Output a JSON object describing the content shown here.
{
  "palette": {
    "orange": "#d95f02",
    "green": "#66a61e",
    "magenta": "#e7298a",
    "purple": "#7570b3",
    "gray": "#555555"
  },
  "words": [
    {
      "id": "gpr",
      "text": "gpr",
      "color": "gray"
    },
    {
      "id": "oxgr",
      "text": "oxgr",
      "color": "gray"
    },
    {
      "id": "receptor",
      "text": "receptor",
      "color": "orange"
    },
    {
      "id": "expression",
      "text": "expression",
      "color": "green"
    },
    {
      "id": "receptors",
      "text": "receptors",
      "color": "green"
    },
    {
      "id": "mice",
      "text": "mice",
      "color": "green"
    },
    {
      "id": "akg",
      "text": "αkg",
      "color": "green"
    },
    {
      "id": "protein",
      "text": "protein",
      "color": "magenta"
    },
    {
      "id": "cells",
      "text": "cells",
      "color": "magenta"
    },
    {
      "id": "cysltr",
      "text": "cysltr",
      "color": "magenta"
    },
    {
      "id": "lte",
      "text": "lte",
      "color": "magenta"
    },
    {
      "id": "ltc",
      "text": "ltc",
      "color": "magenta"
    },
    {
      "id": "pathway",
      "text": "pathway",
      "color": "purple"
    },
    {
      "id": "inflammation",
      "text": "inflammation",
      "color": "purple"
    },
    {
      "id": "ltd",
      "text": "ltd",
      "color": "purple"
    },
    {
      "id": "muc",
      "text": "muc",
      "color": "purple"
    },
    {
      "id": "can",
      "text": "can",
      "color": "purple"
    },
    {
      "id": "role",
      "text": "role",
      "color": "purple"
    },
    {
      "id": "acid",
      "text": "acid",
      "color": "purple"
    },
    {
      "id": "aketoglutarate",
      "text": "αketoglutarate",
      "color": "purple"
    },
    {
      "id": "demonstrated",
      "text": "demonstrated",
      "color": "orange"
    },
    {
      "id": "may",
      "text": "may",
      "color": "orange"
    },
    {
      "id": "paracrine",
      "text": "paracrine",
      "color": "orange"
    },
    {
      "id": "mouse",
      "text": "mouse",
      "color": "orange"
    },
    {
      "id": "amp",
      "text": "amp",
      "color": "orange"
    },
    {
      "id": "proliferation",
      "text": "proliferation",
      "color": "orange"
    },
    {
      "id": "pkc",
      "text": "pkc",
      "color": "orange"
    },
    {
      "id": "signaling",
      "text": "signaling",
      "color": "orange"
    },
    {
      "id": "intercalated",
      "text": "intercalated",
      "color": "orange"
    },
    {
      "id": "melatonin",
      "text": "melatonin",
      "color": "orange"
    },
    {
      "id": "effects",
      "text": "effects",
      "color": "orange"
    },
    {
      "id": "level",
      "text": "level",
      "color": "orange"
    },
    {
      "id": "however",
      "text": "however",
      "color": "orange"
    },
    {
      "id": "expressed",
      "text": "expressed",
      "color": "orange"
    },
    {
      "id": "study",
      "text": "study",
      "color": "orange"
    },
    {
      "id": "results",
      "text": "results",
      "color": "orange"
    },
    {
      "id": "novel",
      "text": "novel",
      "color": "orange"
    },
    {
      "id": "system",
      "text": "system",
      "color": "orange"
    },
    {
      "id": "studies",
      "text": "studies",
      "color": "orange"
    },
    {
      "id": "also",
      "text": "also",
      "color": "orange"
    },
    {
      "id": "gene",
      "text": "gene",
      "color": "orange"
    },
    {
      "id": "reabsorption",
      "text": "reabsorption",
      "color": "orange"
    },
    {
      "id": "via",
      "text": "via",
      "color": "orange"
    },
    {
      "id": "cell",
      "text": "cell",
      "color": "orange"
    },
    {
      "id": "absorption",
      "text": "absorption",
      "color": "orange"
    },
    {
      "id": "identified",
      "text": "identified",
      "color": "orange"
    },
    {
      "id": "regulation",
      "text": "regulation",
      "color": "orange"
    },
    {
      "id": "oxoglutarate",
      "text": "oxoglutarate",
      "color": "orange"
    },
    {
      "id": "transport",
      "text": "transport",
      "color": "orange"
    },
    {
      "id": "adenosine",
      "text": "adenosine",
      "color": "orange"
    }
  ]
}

## Directions for this task
Nothing in the data may be left out. Copy all of it exactly.

## Finished exercise
Output a JSON object describing the content shown here.
{
  "palette": {
    "orange": "#d95f02",
    "green": "#66a61e",
    "magenta": "#e7298a",
    "purple": "#7570b3",
    "gray": "#555555"
  },
  "words": [
    {
      "id": "gpr",
      "text": "gpr",
      "color": "gray"
    },
    {
      "id": "oxgr",
      "text": "oxgr",
      "color": "gray"
    },
    {
      "id": "receptor",
      "text": "receptor",
      "color": "orange"
    },
    {
      "id": "expression",
      "text": "expression",
      "color": "green"
    },
    {
      "id": "receptors",
      "text": "receptors",
      "color": "green"
    },
    {
      "id": "mice",
      "text": "mice",
      "color": "green"
    },
    {
      "id": "akg",
      "text": "αkg",
      "color": "green"
    },
    {
      "id": "protein",
      "text": "protein",
      "color": "magenta"
    },
    {
      "id": "cells",
      "text": "cells",
      "color": "magenta"
    },
    {
      "id": "cysltr",
      "text": "cysltr",
      "color": "magenta"
    },
    {
      "id": "lte",
      "text": "lte",
      "color": "magenta"
    },
    {
      "id": "ltc",
      "text": "ltc",
      "color": "magenta"
    },
    {
      "id": "pathway",
      "text": "pathway",
      "color": "purple"
    },
    {
      "id": "inflammation",
      "text": "inflammation",
      "color": "purple"
    },
    {
      "id": "ltd",
      "text": "ltd",
      "color": "purple"
    },
    {
      "id": "muc",
      "text": "muc",
      "color": "purple"
    },
    {
      "id": "can",
      "text": "can",
      "color": "purple"
    },
    {
      "id": "role",
      "text": "role",
      "color": "purple"
    },
    {
      "id": "acid",
      "text": "acid",
      "color": "purple"
    },
    {
      "id": "aketoglutarate",
      "text": "αketoglutarate",
      "color": "purple"
    },
    {
      "id": "demonstrated",
      "text": "demonstrated",
      "color": "orange"
    },
    {
      "id": "may",
      "text": "may",
      "color": "orange"
    },
    {
      "id": "paracrine",
      "text": "paracrine",
      "color": "orange"
    },
    {
      "id": "mouse",
      "text": "mouse",
      "color": "orange"
    },
    {
      "id": "amp",
      "text": "amp",
      "color": "orange"
    },
    {
      "id": "proliferation",
      "text": "proliferation",
      "color": "orange"
    },
    {
      "id": "pkc",
      "text": "pkc",
      "color": "orange"
    },
    {
      "id": "signaling",
      "text": "signaling",
      "color": "orange"
    },
    {
      "id": "intercalated",
      "text": "intercalated",
      "color": "orange"
    },
    {
      "id": "melatonin",
      "text": "melatonin",
      "color": "orange"
    },
    {
      "id": "effects",
      "text": "effects",
      "color": "orange"
    },
    {
      "id": "level",
      "text": "level",
      "color": "orange"
    },
    {
      "id": "however",
      "text": "however",
      "color": "orange"
    },
    {
      "id": "expressed",
      "text": "expressed",
      "color": "orange"
    },
    {
      "id": "study",
      "text": "study",
      "color": "orange"
    },
    {
      "id": "results",
      "text": "results",
      "color": "orange"
    },
    {
      "id": "novel",
      "text": "novel",
      "color": "orange"
    },
    {
      "id": "system",
      "text": "system",
      "color": "orange"
    },
    {
      "id": "studies",
      "text": "studies",
      "color": "orange"
    },
    {
      "id": "also",
      "text": "also",
      "color": "orange"
    },
    {
      "id": "gene",
      "text": "gene",
      "color": "orange"
    },
    {
      "id": "reabsorption",
      "text": "reabsorption",
      "color": "orange"
    },
    {
      "id": "via",
      "text": "via",
      "color": "orange"
    },
    {
      "id": "cell",
      "text": "cell",
      "color": "orange"
    },
    {
      "id": "absorption",
      "text": "absorption",
      "color": "orange"
    },
    {
      "id": "identified",
      "text": "identified",
      "color": "orange"
    },
    {
      "id": "regulation",
      "text": "regulation",
      "color": "orange"
    },
    {
      "id": "oxoglutarate",
      "text": "oxoglutarate",
      "color": "orange"
    },
    {
      "id": "transport",
      "text": "transport",
      "color": "orange"
    },
    {
      "id": "adenosine",
      "text": "adenosine",
      "color": "orange"
    }
  ]
}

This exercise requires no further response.